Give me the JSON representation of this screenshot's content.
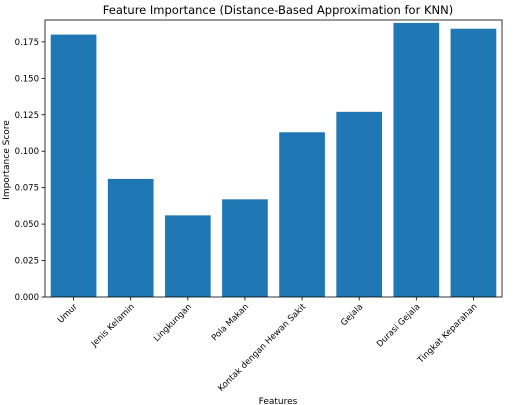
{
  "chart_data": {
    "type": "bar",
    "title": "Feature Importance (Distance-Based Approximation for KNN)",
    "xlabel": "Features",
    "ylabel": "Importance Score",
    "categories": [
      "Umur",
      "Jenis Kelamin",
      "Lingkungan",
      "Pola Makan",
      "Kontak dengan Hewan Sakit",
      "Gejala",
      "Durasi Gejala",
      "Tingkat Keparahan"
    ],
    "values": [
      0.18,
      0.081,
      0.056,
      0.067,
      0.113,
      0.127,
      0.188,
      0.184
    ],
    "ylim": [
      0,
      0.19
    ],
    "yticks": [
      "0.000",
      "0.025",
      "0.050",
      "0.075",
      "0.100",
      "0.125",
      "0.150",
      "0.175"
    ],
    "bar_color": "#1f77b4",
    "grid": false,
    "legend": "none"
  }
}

═══

Description of the task: What is the number of lines in this listing that contain the word "Importance"? Answer with that number and nothing else.

Exercise output: 2